▶ _Given instruction_
Below are the records; collect from them each line containing the string "number".

▶ _Source records_
▼
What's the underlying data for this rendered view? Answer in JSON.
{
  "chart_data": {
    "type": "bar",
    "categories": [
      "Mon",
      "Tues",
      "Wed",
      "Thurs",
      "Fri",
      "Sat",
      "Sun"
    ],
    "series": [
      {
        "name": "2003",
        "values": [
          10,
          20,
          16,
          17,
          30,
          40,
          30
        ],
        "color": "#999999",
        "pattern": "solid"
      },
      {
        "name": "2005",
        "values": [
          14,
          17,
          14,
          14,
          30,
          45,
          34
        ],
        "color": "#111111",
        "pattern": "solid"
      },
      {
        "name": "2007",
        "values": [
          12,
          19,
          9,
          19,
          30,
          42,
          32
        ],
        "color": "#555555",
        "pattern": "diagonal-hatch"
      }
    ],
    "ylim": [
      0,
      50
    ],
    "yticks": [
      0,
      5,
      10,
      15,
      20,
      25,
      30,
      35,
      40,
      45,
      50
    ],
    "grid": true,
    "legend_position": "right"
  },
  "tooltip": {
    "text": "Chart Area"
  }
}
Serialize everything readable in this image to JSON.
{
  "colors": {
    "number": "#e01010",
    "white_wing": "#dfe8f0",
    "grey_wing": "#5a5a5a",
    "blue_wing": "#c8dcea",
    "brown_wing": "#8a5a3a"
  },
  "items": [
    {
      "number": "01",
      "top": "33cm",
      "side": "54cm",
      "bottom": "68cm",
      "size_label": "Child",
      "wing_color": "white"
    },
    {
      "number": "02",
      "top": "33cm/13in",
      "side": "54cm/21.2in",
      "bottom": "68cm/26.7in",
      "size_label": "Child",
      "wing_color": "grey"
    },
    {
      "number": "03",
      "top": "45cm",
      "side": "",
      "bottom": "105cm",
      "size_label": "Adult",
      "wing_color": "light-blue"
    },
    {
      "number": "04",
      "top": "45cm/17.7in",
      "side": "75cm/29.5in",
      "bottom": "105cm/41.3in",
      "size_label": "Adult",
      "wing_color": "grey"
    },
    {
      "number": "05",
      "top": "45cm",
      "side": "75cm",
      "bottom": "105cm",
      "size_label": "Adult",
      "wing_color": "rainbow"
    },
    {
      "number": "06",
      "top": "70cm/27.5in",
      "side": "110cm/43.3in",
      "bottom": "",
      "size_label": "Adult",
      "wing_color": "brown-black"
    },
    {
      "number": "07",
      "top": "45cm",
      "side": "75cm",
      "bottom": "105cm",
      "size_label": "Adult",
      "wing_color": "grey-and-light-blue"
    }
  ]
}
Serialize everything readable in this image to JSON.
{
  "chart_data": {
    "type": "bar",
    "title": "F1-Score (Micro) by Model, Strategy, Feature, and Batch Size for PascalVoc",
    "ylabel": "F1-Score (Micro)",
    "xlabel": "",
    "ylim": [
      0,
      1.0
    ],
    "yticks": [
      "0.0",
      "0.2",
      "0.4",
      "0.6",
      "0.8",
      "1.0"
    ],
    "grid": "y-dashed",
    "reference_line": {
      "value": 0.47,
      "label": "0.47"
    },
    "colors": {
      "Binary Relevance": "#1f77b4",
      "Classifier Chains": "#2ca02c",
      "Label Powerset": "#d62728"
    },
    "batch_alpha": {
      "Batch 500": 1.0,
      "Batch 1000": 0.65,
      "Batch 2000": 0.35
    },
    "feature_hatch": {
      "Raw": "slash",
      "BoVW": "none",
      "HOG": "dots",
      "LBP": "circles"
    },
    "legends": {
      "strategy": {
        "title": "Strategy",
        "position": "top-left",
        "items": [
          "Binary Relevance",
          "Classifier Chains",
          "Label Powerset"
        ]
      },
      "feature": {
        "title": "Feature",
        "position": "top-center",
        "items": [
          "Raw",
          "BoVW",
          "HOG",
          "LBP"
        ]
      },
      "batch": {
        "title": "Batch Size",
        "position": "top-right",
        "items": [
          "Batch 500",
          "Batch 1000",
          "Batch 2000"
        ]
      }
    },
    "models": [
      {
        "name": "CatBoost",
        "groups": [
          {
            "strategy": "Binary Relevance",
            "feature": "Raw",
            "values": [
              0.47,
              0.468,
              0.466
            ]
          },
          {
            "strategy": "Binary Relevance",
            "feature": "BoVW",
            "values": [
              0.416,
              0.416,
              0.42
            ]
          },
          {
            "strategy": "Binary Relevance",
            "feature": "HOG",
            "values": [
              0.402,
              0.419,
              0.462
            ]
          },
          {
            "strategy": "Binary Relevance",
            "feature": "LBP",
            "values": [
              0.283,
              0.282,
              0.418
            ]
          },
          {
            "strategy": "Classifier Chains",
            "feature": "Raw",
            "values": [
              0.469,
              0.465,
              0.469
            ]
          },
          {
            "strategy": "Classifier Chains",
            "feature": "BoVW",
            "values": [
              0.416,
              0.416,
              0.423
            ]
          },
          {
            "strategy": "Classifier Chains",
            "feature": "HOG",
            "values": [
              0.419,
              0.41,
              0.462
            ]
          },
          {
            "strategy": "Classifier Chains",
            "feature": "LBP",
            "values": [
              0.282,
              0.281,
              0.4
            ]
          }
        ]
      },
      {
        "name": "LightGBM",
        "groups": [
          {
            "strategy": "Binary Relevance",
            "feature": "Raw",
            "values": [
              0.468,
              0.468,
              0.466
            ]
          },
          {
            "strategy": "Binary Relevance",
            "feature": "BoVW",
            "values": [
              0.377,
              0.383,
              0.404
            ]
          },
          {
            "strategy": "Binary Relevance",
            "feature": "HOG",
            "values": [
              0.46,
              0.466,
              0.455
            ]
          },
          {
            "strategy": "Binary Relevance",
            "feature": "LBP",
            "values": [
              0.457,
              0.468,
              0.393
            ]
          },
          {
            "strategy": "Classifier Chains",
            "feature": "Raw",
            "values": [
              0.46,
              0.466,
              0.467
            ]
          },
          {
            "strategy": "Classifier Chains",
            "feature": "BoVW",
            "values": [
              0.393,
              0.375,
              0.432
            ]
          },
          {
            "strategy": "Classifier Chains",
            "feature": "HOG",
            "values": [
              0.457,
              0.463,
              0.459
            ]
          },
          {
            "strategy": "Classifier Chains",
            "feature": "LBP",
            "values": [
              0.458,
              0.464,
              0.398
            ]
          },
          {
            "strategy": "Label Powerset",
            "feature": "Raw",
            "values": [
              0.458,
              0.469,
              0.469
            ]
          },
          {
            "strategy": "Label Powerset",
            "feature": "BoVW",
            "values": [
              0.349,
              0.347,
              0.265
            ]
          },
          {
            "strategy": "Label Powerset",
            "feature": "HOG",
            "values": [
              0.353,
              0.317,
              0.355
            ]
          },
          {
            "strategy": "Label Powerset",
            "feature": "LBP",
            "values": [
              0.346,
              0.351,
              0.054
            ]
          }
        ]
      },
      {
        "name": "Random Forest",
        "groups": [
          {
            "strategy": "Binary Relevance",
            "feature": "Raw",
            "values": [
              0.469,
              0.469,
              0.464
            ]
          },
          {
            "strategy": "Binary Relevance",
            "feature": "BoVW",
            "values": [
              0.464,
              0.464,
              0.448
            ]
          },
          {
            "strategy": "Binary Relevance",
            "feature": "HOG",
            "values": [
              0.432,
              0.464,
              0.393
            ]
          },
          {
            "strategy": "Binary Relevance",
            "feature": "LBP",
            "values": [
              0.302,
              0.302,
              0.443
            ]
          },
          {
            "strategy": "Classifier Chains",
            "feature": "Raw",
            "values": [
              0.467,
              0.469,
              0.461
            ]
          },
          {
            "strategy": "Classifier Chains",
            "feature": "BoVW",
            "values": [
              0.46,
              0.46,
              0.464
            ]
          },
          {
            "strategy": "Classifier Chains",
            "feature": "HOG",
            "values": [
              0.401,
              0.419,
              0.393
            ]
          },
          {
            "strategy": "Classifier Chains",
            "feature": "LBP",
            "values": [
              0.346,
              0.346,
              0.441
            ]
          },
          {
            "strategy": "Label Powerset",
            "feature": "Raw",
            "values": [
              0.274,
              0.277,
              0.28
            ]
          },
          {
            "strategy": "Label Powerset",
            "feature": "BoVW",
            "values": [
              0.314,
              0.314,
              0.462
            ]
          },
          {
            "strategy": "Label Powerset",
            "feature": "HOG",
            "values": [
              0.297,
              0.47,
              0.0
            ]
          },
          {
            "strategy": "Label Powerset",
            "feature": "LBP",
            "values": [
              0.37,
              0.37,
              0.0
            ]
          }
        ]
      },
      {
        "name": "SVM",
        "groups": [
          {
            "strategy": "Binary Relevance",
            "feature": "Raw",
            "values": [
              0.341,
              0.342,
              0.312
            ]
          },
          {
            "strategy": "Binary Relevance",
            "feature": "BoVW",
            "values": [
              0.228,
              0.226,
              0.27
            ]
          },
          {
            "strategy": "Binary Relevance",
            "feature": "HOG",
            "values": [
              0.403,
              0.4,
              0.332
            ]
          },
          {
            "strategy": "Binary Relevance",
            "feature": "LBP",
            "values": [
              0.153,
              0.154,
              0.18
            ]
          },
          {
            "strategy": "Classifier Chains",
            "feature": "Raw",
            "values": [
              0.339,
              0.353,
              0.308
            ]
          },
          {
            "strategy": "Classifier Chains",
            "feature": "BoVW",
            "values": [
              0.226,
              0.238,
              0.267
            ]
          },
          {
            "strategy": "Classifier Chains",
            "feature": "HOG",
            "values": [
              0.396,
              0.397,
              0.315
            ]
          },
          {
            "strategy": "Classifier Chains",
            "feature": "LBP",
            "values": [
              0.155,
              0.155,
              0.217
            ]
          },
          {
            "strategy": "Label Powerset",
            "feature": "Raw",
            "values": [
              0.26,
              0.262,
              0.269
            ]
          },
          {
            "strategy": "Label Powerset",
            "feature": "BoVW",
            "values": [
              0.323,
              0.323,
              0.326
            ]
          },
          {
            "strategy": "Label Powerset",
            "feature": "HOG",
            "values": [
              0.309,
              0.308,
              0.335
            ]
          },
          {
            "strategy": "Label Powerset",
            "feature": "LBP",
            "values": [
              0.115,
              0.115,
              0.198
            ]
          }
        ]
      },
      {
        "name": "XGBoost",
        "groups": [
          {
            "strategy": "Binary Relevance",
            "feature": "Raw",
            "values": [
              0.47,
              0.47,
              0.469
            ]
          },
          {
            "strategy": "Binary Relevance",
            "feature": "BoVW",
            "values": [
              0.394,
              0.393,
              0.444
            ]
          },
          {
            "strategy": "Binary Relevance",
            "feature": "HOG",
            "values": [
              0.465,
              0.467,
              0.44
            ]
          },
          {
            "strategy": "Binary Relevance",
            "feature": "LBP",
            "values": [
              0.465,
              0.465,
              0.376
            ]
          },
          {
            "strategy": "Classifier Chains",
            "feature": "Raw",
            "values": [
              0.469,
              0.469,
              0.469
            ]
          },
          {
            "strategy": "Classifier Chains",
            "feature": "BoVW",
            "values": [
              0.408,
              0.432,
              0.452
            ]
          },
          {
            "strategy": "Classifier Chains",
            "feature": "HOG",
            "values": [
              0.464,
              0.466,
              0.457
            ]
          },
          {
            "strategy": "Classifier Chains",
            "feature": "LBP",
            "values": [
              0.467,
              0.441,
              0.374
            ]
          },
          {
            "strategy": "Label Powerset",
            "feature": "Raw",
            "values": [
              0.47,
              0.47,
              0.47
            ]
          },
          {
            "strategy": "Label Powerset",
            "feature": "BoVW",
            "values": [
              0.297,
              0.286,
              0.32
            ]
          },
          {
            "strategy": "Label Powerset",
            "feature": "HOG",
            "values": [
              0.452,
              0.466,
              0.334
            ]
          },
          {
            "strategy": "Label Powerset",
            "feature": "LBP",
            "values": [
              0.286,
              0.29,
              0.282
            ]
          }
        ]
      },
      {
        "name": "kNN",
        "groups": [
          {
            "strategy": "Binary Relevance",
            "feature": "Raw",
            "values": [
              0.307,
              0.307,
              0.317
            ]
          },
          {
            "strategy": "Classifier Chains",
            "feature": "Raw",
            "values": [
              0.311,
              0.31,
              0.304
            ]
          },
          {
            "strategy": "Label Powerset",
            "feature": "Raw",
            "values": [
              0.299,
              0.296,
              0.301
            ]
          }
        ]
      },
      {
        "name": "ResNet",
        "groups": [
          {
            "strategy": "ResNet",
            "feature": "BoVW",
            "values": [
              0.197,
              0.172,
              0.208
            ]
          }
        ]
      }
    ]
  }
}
▲
▶ _Written solution_
    "number": "#e01010",
      "number": "01",
      "number": "02",
      "number": "03",
      "number": "04",
      "number": "05",
      "number": "06",
      "number": "07",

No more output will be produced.